- Region boundary data
>>>>>

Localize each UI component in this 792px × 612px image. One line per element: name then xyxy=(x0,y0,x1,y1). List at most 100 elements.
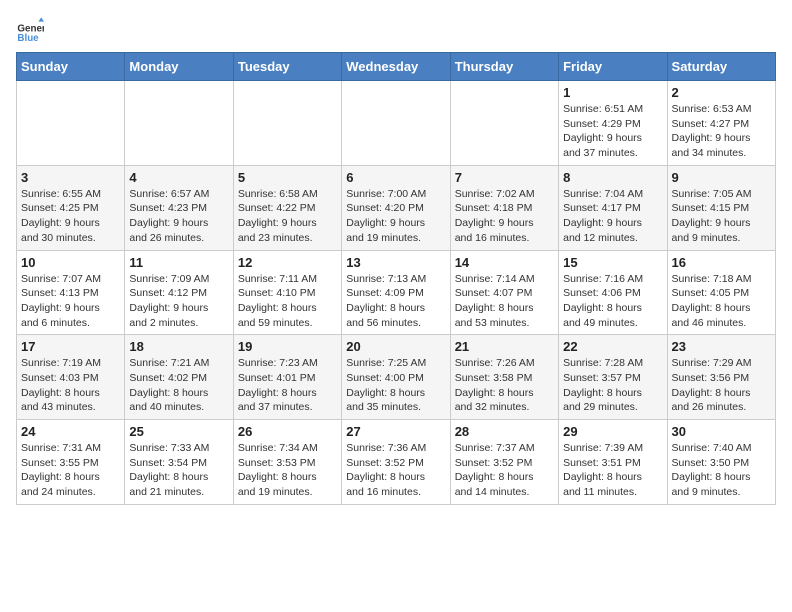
day-number: 8 xyxy=(563,170,662,185)
day-number: 24 xyxy=(21,424,120,439)
day-number: 4 xyxy=(129,170,228,185)
day-info: Sunrise: 7:02 AM Sunset: 4:18 PM Dayligh… xyxy=(455,187,554,246)
day-number: 16 xyxy=(672,255,771,270)
calendar-cell: 22 Sunrise: 7:28 AM Sunset: 3:57 PM Dayli… xyxy=(559,335,667,420)
calendar-body: 1 Sunrise: 6:51 AM Sunset: 4:29 PM Daylig… xyxy=(17,81,776,505)
day-number: 28 xyxy=(455,424,554,439)
weekday-header-friday: Friday xyxy=(559,53,667,81)
day-info: Sunrise: 6:57 AM Sunset: 4:23 PM Dayligh… xyxy=(129,187,228,246)
day-info: Sunrise: 6:58 AM Sunset: 4:22 PM Dayligh… xyxy=(238,187,337,246)
day-info: Sunrise: 7:37 AM Sunset: 3:52 PM Dayligh… xyxy=(455,441,554,500)
day-number: 12 xyxy=(238,255,337,270)
weekday-header-sunday: Sunday xyxy=(17,53,125,81)
day-info: Sunrise: 7:33 AM Sunset: 3:54 PM Dayligh… xyxy=(129,441,228,500)
day-number: 15 xyxy=(563,255,662,270)
week-row-5: 24 Sunrise: 7:31 AM Sunset: 3:55 PM Dayli… xyxy=(17,420,776,505)
calendar-cell xyxy=(17,81,125,166)
calendar-cell: 4 Sunrise: 6:57 AM Sunset: 4:23 PM Daylig… xyxy=(125,165,233,250)
day-info: Sunrise: 6:55 AM Sunset: 4:25 PM Dayligh… xyxy=(21,187,120,246)
day-number: 11 xyxy=(129,255,228,270)
svg-text:Blue: Blue xyxy=(17,33,39,44)
calendar-cell xyxy=(342,81,450,166)
logo-icon: General Blue xyxy=(16,16,44,44)
day-info: Sunrise: 7:28 AM Sunset: 3:57 PM Dayligh… xyxy=(563,356,662,415)
day-number: 23 xyxy=(672,339,771,354)
calendar-header: SundayMondayTuesdayWednesdayThursdayFrid… xyxy=(17,53,776,81)
calendar-cell xyxy=(125,81,233,166)
day-number: 17 xyxy=(21,339,120,354)
weekday-header-monday: Monday xyxy=(125,53,233,81)
day-info: Sunrise: 7:04 AM Sunset: 4:17 PM Dayligh… xyxy=(563,187,662,246)
day-number: 19 xyxy=(238,339,337,354)
calendar-cell: 10Sunrise: 7:07 AM Sunset: 4:13 PM Dayli… xyxy=(17,250,125,335)
week-row-3: 10Sunrise: 7:07 AM Sunset: 4:13 PM Dayli… xyxy=(17,250,776,335)
day-info: Sunrise: 7:09 AM Sunset: 4:12 PM Dayligh… xyxy=(129,272,228,331)
weekday-header-row: SundayMondayTuesdayWednesdayThursdayFrid… xyxy=(17,53,776,81)
weekday-header-thursday: Thursday xyxy=(450,53,558,81)
calendar-cell: 11 Sunrise: 7:09 AM Sunset: 4:12 PM Dayli… xyxy=(125,250,233,335)
calendar-cell xyxy=(233,81,341,166)
day-info: Sunrise: 7:14 AM Sunset: 4:07 PM Dayligh… xyxy=(455,272,554,331)
calendar-table: SundayMondayTuesdayWednesdayThursdayFrid… xyxy=(16,52,776,505)
logo: General Blue xyxy=(16,16,48,44)
day-info: Sunrise: 7:18 AM Sunset: 4:05 PM Dayligh… xyxy=(672,272,771,331)
day-number: 22 xyxy=(563,339,662,354)
day-number: 14 xyxy=(455,255,554,270)
calendar-cell: 9Sunrise: 7:05 AM Sunset: 4:15 PM Daylig… xyxy=(667,165,775,250)
day-number: 3 xyxy=(21,170,120,185)
calendar-cell: 3 Sunrise: 6:55 AM Sunset: 4:25 PM Daylig… xyxy=(17,165,125,250)
calendar-cell: 15Sunrise: 7:16 AM Sunset: 4:06 PM Dayli… xyxy=(559,250,667,335)
calendar-cell: 27 Sunrise: 7:36 AM Sunset: 3:52 PM Dayli… xyxy=(342,420,450,505)
day-number: 30 xyxy=(672,424,771,439)
day-number: 13 xyxy=(346,255,445,270)
day-info: Sunrise: 7:26 AM Sunset: 3:58 PM Dayligh… xyxy=(455,356,554,415)
calendar-cell: 17 Sunrise: 7:19 AM Sunset: 4:03 PM Dayli… xyxy=(17,335,125,420)
calendar-cell: 19Sunrise: 7:23 AM Sunset: 4:01 PM Dayli… xyxy=(233,335,341,420)
calendar-cell: 16 Sunrise: 7:18 AM Sunset: 4:05 PM Dayli… xyxy=(667,250,775,335)
day-info: Sunrise: 7:00 AM Sunset: 4:20 PM Dayligh… xyxy=(346,187,445,246)
calendar-cell: 2 Sunrise: 6:53 AM Sunset: 4:27 PM Daylig… xyxy=(667,81,775,166)
calendar-cell: 12Sunrise: 7:11 AM Sunset: 4:10 PM Dayli… xyxy=(233,250,341,335)
header-area: General Blue xyxy=(16,16,776,44)
day-info: Sunrise: 6:53 AM Sunset: 4:27 PM Dayligh… xyxy=(672,102,771,161)
day-number: 6 xyxy=(346,170,445,185)
calendar-cell: 8 Sunrise: 7:04 AM Sunset: 4:17 PM Daylig… xyxy=(559,165,667,250)
calendar-cell: 14 Sunrise: 7:14 AM Sunset: 4:07 PM Dayli… xyxy=(450,250,558,335)
calendar-cell: 24 Sunrise: 7:31 AM Sunset: 3:55 PM Dayli… xyxy=(17,420,125,505)
day-info: Sunrise: 7:40 AM Sunset: 3:50 PM Dayligh… xyxy=(672,441,771,500)
day-info: Sunrise: 7:31 AM Sunset: 3:55 PM Dayligh… xyxy=(21,441,120,500)
day-info: Sunrise: 7:29 AM Sunset: 3:56 PM Dayligh… xyxy=(672,356,771,415)
day-info: Sunrise: 7:05 AM Sunset: 4:15 PM Dayligh… xyxy=(672,187,771,246)
day-number: 5 xyxy=(238,170,337,185)
day-number: 27 xyxy=(346,424,445,439)
calendar-cell: 6 Sunrise: 7:00 AM Sunset: 4:20 PM Daylig… xyxy=(342,165,450,250)
day-info: Sunrise: 7:19 AM Sunset: 4:03 PM Dayligh… xyxy=(21,356,120,415)
day-info: Sunrise: 7:36 AM Sunset: 3:52 PM Dayligh… xyxy=(346,441,445,500)
day-number: 25 xyxy=(129,424,228,439)
day-info: Sunrise: 7:34 AM Sunset: 3:53 PM Dayligh… xyxy=(238,441,337,500)
day-info: Sunrise: 7:13 AM Sunset: 4:09 PM Dayligh… xyxy=(346,272,445,331)
weekday-header-tuesday: Tuesday xyxy=(233,53,341,81)
calendar-cell: 1 Sunrise: 6:51 AM Sunset: 4:29 PM Daylig… xyxy=(559,81,667,166)
week-row-4: 17 Sunrise: 7:19 AM Sunset: 4:03 PM Dayli… xyxy=(17,335,776,420)
day-number: 18 xyxy=(129,339,228,354)
day-info: Sunrise: 7:21 AM Sunset: 4:02 PM Dayligh… xyxy=(129,356,228,415)
calendar-cell: 30 Sunrise: 7:40 AM Sunset: 3:50 PM Dayli… xyxy=(667,420,775,505)
calendar-cell: 23 Sunrise: 7:29 AM Sunset: 3:56 PM Dayli… xyxy=(667,335,775,420)
day-number: 26 xyxy=(238,424,337,439)
calendar-cell: 7Sunrise: 7:02 AM Sunset: 4:18 PM Daylig… xyxy=(450,165,558,250)
day-info: Sunrise: 6:51 AM Sunset: 4:29 PM Dayligh… xyxy=(563,102,662,161)
day-number: 29 xyxy=(563,424,662,439)
day-number: 1 xyxy=(563,85,662,100)
calendar-cell: 26 Sunrise: 7:34 AM Sunset: 3:53 PM Dayli… xyxy=(233,420,341,505)
day-number: 21 xyxy=(455,339,554,354)
calendar-cell: 13 Sunrise: 7:13 AM Sunset: 4:09 PM Dayli… xyxy=(342,250,450,335)
day-number: 20 xyxy=(346,339,445,354)
day-info: Sunrise: 7:39 AM Sunset: 3:51 PM Dayligh… xyxy=(563,441,662,500)
calendar-cell: 20Sunrise: 7:25 AM Sunset: 4:00 PM Dayli… xyxy=(342,335,450,420)
calendar-cell: 25 Sunrise: 7:33 AM Sunset: 3:54 PM Dayli… xyxy=(125,420,233,505)
day-number: 2 xyxy=(672,85,771,100)
calendar-cell: 5 Sunrise: 6:58 AM Sunset: 4:22 PM Daylig… xyxy=(233,165,341,250)
weekday-header-saturday: Saturday xyxy=(667,53,775,81)
calendar-cell xyxy=(450,81,558,166)
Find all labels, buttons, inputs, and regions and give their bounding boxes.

<<<<<

Could you write out the rows above, starting at the line that contains "day-number: 8 xyxy=(563,170,662,185)" and stopping after the line that contains "day-number: 11 xyxy=(129,255,228,270)"?

- Exercise output
day-number: 8 xyxy=(563,170,662,185)
day-number: 24 xyxy=(21,424,120,439)
day-number: 4 xyxy=(129,170,228,185)
day-info: Sunrise: 7:02 AM Sunset: 4:18 PM Dayligh… xyxy=(455,187,554,246)
day-number: 16 xyxy=(672,255,771,270)
calendar-cell: 22 Sunrise: 7:28 AM Sunset: 3:57 PM Dayli… xyxy=(559,335,667,420)
calendar-body: 1 Sunrise: 6:51 AM Sunset: 4:29 PM Daylig… xyxy=(17,81,776,505)
day-number: 28 xyxy=(455,424,554,439)
weekday-header-friday: Friday xyxy=(559,53,667,81)
day-info: Sunrise: 6:57 AM Sunset: 4:23 PM Dayligh… xyxy=(129,187,228,246)
day-info: Sunrise: 6:58 AM Sunset: 4:22 PM Dayligh… xyxy=(238,187,337,246)
day-info: Sunrise: 7:37 AM Sunset: 3:52 PM Dayligh… xyxy=(455,441,554,500)
day-number: 12 xyxy=(238,255,337,270)
weekday-header-sunday: Sunday xyxy=(17,53,125,81)
day-info: Sunrise: 7:33 AM Sunset: 3:54 PM Dayligh… xyxy=(129,441,228,500)
day-number: 15 xyxy=(563,255,662,270)
week-row-5: 24 Sunrise: 7:31 AM Sunset: 3:55 PM Dayli… xyxy=(17,420,776,505)
calendar-cell xyxy=(17,81,125,166)
calendar-cell: 4 Sunrise: 6:57 AM Sunset: 4:23 PM Daylig… xyxy=(125,165,233,250)
day-info: Sunrise: 6:55 AM Sunset: 4:25 PM Dayligh… xyxy=(21,187,120,246)
day-number: 11 xyxy=(129,255,228,270)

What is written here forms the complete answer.